■ **TEXT**:
---------------

But I can direct you for someone that has a top project: http://4hv.org/e107_plugins/forum/forum_viewtopic.php?140297.post and https://github.com/joshcam/ReactorForge

Building an safe very powerful Induction heater is a VERY VERY labor intensive project for someone that don't know electronics/electrics, but the theory is very simple.

As a chemist, who didn't know anything from eletronics when I started, it took me 3 years (I only worked on the project 1x weekly) to reach this point. 

I posted a video making silver beads in water : https://www.youtube.com/watch?v=FnW--P1MMI8 and one with my setup https://www.youtube.com/watch?v=HNWQAEeYkAs

Lou:
I emailed JM, and they sent me a catalog, they have a 175 mL crucible that suits my needs, but I think the guy sent me a platinum and not an iridium catalog, maybe they are similar in size..
Do you know how they make the price of the crucible? Precious metal content + labor, how much for labor? 500, 1000? 
Thanks


----------



## Lou (Jun 25, 2014)

Try a heckuva lot more than that, sir.

I always thought JM fab'd products were overpriced relative to other suppliers, but their quality is very high. Usually there's an order minimum.

A 175 mL crucible will be several tens of thousands of dollars but they don't exactly go bad. If you need to clean them, HF!


----------



## samuel-a (Jun 25, 2014)

Have you spoke with Heraeus?


----------



## Lou (Jun 25, 2014)

You also should consider shielding that coil with some metal so you avoid any RF burns and/or disturbances.


Good work!

How many kW is the furnace?


----------



## Risen (Oct 3, 2014)

First I want to post about the Al2O3 and ZrO2 crucibles, the prices I found on the internet:

Stanford Advanced Materials

Product: Zirconia Crucibles
Dimensions: OD 50mm × H 80mm x WT 4mm
Purity: 99%
Quantity: 20 pc
Unit Price: $190.00/pc(Total of $3,800.00)

Product: Zirconia Crucibles
Dimensions: OD OD 40mm × H 50mm x WT 2.9mm
Purity: 99%
Quantity: 20 pc
Unit Price: $115.00/pc(Total of $2,300.00)

Product: Alumina Crucible
Dimensions: OD 50mm × H 80mm x WT 4mm
Purity: 99%
Quantity: 20 pc
Unit Price: $30.00/pc(Total of $600.00)

Product: Alumina Crucible
Dimensions: OD 40mm × H 50mm x WT 2.9mm
Purity: 99%
Quantity: 20 pc
Unit Price: $30.00/pc(Total of $600.00)

I bought two alumina crucibles from JOMON Ceramics, but I did not melt anything in it yet.

Then the kind off-topic conversation about Ir Crucibles for melting alumina:



> Lou:
> Try a heckuva lot more than that, sir.
> 
> I always thought JM fab'd products were overpriced relative to other suppliers, but their quality is very high. Usually there's an order minimum.
> ...




I contacted several Ir crucible suppliers and JM is the cheapest, because they produce a very thin crucible, like platinum ones. The manufacturing charge range from U$$1500(JM) to U$$3800(Furuya)

---------------

■ **GIVEN ENTRIES**:

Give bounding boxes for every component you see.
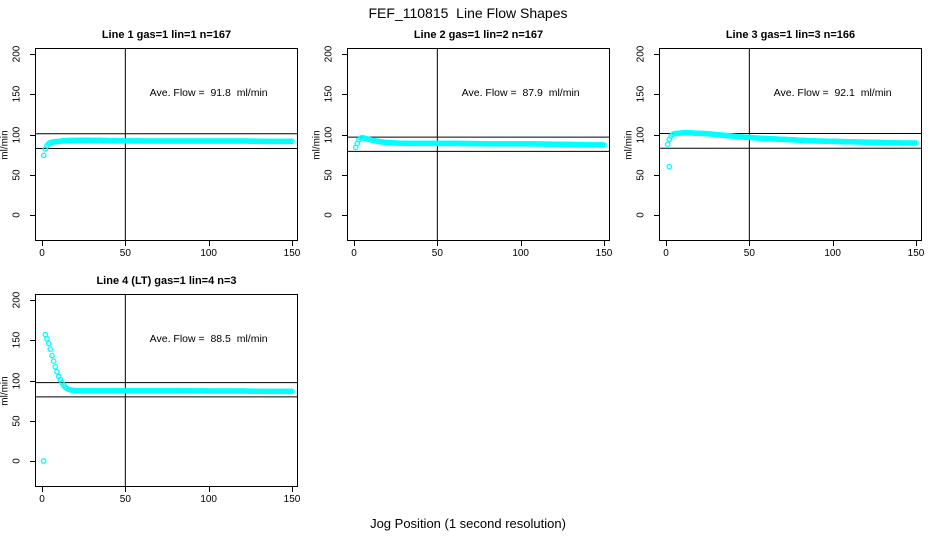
x-tick-mark	[125, 487, 127, 492]
y-tick-mark	[30, 134, 35, 136]
y-tick-label: 200	[635, 45, 647, 63]
outlier-point	[666, 163, 673, 170]
y-tick-mark	[654, 215, 659, 216]
y-tick-label: 150	[11, 85, 23, 103]
plot-svg	[35, 294, 298, 487]
x-tick-label: 0	[663, 248, 669, 259]
data-series	[40, 137, 295, 159]
x-tick-mark	[520, 241, 522, 246]
x-tick-label: 50	[431, 248, 443, 259]
plot-svg	[659, 48, 922, 241]
y-tick-mark	[30, 340, 35, 342]
x-tick-label: 0	[39, 494, 45, 505]
y-tick-label: 150	[323, 85, 335, 103]
y-axis-label: ml/min	[311, 129, 323, 160]
x-axis-outer-label: Jog Position (1 second resolution)	[370, 516, 566, 531]
y-tick-mark	[654, 134, 659, 136]
x-tick-mark	[604, 241, 605, 246]
y-tick-label: 50	[11, 169, 23, 181]
y-tick-mark	[654, 94, 659, 96]
y-tick-label: 50	[323, 169, 335, 181]
y-tick-mark	[30, 300, 35, 302]
y-tick-mark	[342, 54, 347, 56]
y-tick-mark	[342, 94, 347, 96]
x-tick-mark	[292, 241, 293, 246]
y-tick-label: 200	[11, 45, 23, 63]
data-series	[352, 134, 607, 151]
y-tick-label: 100	[11, 126, 23, 143]
y-tick-label: 100	[635, 126, 647, 143]
y-tick-label: 0	[635, 212, 647, 218]
y-axis-label: ml/min	[623, 129, 635, 160]
x-tick-label: 50	[119, 248, 131, 259]
ave-flow-annotation: Ave. Flow = 87.9 ml/min	[461, 86, 580, 99]
y-tick-label: 0	[11, 458, 23, 464]
x-tick-label: 100	[200, 494, 217, 505]
data-series	[40, 331, 295, 464]
plot-box	[35, 48, 298, 241]
y-tick-label: 50	[635, 169, 647, 181]
main-title: FEF_110815 Line Flow Shapes	[368, 5, 568, 21]
panel-title: Line 2 gas=1 lin=2 n=167	[413, 29, 544, 41]
y-axis-label: ml/min	[0, 129, 11, 160]
y-tick-mark	[30, 215, 35, 216]
x-tick-mark	[354, 241, 355, 246]
x-tick-mark	[437, 241, 439, 246]
y-tick-mark	[342, 174, 347, 176]
y-tick-label: 0	[11, 212, 23, 218]
x-tick-mark	[916, 241, 917, 246]
ave-flow-annotation: Ave. Flow = 88.5 ml/min	[149, 332, 268, 345]
y-tick-mark	[30, 174, 35, 176]
x-tick-label: 50	[743, 248, 755, 259]
x-tick-label: 0	[351, 248, 357, 259]
y-tick-label: 0	[323, 212, 335, 218]
outlier-point	[40, 458, 47, 464]
y-tick-mark	[30, 54, 35, 56]
x-tick-label: 150	[283, 248, 301, 259]
x-tick-mark	[42, 241, 43, 246]
x-tick-mark	[666, 241, 667, 246]
x-tick-label: 50	[119, 494, 131, 505]
x-tick-label: 100	[824, 248, 841, 259]
y-tick-mark	[654, 174, 659, 176]
y-tick-mark	[654, 54, 659, 56]
plot-svg	[35, 48, 298, 241]
x-tick-mark	[749, 241, 751, 246]
x-tick-mark	[208, 487, 210, 492]
y-tick-label: 150	[635, 85, 647, 103]
x-tick-mark	[125, 241, 127, 246]
y-tick-label: 50	[11, 415, 23, 427]
panel-title: Line 3 gas=1 lin=3 n=166	[725, 29, 856, 41]
x-tick-label: 150	[595, 248, 613, 259]
y-tick-mark	[342, 215, 347, 216]
x-tick-label: 150	[907, 248, 925, 259]
data-series	[664, 130, 919, 170]
y-tick-mark	[30, 380, 35, 382]
x-tick-label: 100	[512, 248, 529, 259]
plot-svg	[347, 48, 610, 241]
x-tick-label: 100	[200, 248, 217, 259]
y-tick-mark	[30, 94, 35, 96]
x-tick-mark	[292, 487, 293, 492]
y-tick-mark	[30, 420, 35, 422]
y-tick-label: 150	[11, 331, 23, 349]
x-tick-mark	[832, 241, 834, 246]
panel-title: Line 4 (LT) gas=1 lin=4 n=3	[96, 275, 237, 287]
y-tick-label: 100	[323, 126, 335, 143]
x-tick-label: 150	[283, 494, 301, 505]
ave-flow-annotation: Ave. Flow = 91.8 ml/min	[149, 86, 268, 99]
panel-title: Line 1 gas=1 lin=1 n=167	[101, 29, 232, 41]
y-tick-mark	[342, 134, 347, 136]
x-tick-mark	[208, 241, 210, 246]
ave-flow-annotation: Ave. Flow = 92.1 ml/min	[773, 86, 892, 99]
x-tick-mark	[42, 487, 43, 492]
y-axis-label: ml/min	[0, 375, 11, 406]
x-tick-label: 0	[39, 248, 45, 259]
y-tick-label: 100	[11, 372, 23, 389]
y-tick-label: 200	[323, 45, 335, 63]
y-tick-mark	[30, 461, 35, 462]
y-tick-label: 200	[11, 291, 23, 309]
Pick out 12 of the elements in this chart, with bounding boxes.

---------------

■ **PROMPT 1**: In the forum thread, what does Lou say a 175 mL crucible will cost?
■ **PROMPT 2**: Reproduce the passage of the forum thread from "Then the kind" up to and including "U$$1500(JM) to U$$3800(Furuya)".

■ **EXERCISE ANSWER 1**: Several tens of thousands of dollars.

■ **EXERCISE ANSWER 2**:
Then the kind off-topic conversation about Ir Crucibles for melting alumina:



> Lou:
> Try a heckuva lot more than that, sir.
> 
> I always thought JM fab'd products were overpriced relative to other suppliers, but their quality is very high. Usually there's an order minimum.
> ...




I contacted several Ir crucible suppliers and JM is the cheapest, because they produce a very thin crucible, like platinum ones. The manufacturing charge range from U$$1500(JM) to U$$3800(Furuya)